- **WHAT TO WORK ON**: Turn the lines below into a Markdown table with two columns, "No." for the row number and "Line" for the line itself. Leave out any blank lines.
::::
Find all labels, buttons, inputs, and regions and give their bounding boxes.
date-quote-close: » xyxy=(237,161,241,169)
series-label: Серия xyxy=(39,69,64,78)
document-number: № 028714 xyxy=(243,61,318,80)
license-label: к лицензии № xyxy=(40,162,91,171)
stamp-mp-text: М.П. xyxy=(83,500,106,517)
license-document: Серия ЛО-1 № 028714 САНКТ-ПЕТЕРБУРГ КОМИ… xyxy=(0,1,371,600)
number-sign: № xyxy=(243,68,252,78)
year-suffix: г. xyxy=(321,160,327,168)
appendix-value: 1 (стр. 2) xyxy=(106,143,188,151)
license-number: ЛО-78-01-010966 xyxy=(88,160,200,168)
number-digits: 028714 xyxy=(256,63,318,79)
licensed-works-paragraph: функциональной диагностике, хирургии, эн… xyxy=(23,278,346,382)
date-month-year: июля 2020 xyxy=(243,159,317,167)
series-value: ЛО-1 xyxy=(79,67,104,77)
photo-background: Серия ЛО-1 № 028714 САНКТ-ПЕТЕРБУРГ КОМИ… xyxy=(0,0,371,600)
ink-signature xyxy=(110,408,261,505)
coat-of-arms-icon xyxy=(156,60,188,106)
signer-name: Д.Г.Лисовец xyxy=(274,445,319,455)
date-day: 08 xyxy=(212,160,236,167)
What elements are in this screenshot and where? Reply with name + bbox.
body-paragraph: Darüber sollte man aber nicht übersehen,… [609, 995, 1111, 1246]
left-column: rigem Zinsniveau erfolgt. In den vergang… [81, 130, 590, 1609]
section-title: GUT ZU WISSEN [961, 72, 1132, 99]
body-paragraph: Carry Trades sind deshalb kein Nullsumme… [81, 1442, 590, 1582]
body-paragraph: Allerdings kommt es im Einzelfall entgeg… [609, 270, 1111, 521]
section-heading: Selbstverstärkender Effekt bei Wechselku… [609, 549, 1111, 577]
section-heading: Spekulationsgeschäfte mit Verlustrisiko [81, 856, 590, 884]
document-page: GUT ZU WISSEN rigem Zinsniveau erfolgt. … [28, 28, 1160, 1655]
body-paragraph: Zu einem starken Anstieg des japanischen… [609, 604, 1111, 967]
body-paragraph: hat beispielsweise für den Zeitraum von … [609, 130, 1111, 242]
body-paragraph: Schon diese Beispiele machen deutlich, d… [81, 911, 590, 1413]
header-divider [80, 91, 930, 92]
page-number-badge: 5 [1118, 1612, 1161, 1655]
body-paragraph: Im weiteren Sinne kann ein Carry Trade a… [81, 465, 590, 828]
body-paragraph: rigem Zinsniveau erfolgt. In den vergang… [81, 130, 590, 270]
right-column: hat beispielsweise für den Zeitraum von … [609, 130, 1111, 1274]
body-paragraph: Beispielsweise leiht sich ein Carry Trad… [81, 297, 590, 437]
::::
- **ANSWER TO THIS PROBLEM**:
| No. | Line |
|---|---|
| 1 | Find all labels, buttons, inputs, and regions and give their bounding boxes. |
| 2 | date-quote-close: » xyxy=(237,161,241,169) |
| 3 | series-label: Серия xyxy=(39,69,64,78) |
| 4 | document-number: № 028714 xyxy=(243,61,318,80) |
| 5 | license-label: к лицензии № xyxy=(40,162,91,171) |
| 6 | stamp-mp-text: М.П. xyxy=(83,500,106,517) |
| 7 | license-document: Серия ЛО-1 № 028714 САНКТ-ПЕТЕРБУРГ КОМИ… xyxy=(0,1,371,600) |
| 8 | number-sign: № xyxy=(243,68,252,78) |
| 9 | year-suffix: г. xyxy=(321,160,327,168) |
| 10 | appendix-value: 1 (стр. 2) xyxy=(106,143,188,151) |
| 11 | license-number: ЛО-78-01-010966 xyxy=(88,160,200,168) |
| 12 | number-digits: 028714 xyxy=(256,63,318,79) |
| 13 | licensed-works-paragraph: функциональной диагностике, хирургии, эн… xyxy=(23,278,346,382) |
| 14 | date-month-year: июля 2020 xyxy=(243,159,317,167) |
| 15 | series-value: ЛО-1 xyxy=(79,67,104,77) |
| 16 | photo-background: Серия ЛО-1 № 028714 САНКТ-ПЕТЕРБУРГ КОМИ… xyxy=(0,0,371,600) |
| 17 | ink-signature xyxy=(110,408,261,505) |
| 18 | coat-of-arms-icon xyxy=(156,60,188,106) |
| 19 | signer-name: Д.Г.Лисовец xyxy=(274,445,319,455) |
| 20 | date-day: 08 xyxy=(212,160,236,167) |
| 21 | What elements are in this screenshot and where? Reply with name + bbox. |
| 22 | body-paragraph: Darüber sollte man aber nicht übersehen,… [609, 995, 1111, 1246] |
| 23 | left-column: rigem Zinsniveau erfolgt. In den vergang… [81, 130, 590, 1609] |
| 24 | section-title: GUT ZU WISSEN [961, 72, 1132, 99] |
| 25 | body-paragraph: Carry Trades sind deshalb kein Nullsumme… [81, 1442, 590, 1582] |
| 26 | body-paragraph: Allerdings kommt es im Einzelfall entgeg… [609, 270, 1111, 521] |
| 27 | section-heading: Selbstverstärkender Effekt bei Wechselku… [609, 549, 1111, 577] |
| 28 | section-heading: Spekulationsgeschäfte mit Verlustrisiko [81, 856, 590, 884] |
| 29 | document-page: GUT ZU WISSEN rigem Zinsniveau erfolgt. … [28, 28, 1160, 1655] |
| 30 | body-paragraph: Zu einem starken Anstieg des japanischen… [609, 604, 1111, 967] |
| 31 | body-paragraph: hat beispielsweise für den Zeitraum von … [609, 130, 1111, 242] |
| 32 | body-paragraph: Schon diese Beispiele machen deutlich, d… [81, 911, 590, 1413] |
| 33 | header-divider [80, 91, 930, 92] |
| 34 | page-number-badge: 5 [1118, 1612, 1161, 1655] |
| 35 | body-paragraph: Im weiteren Sinne kann ein Carry Trade a… [81, 465, 590, 828] |
| 36 | body-paragraph: rigem Zinsniveau erfolgt. In den vergang… [81, 130, 590, 270] |
| 37 | right-column: hat beispielsweise für den Zeitraum von … [609, 130, 1111, 1274] |
| 38 | body-paragraph: Beispielsweise leiht sich ein Carry Trad… [81, 297, 590, 437] |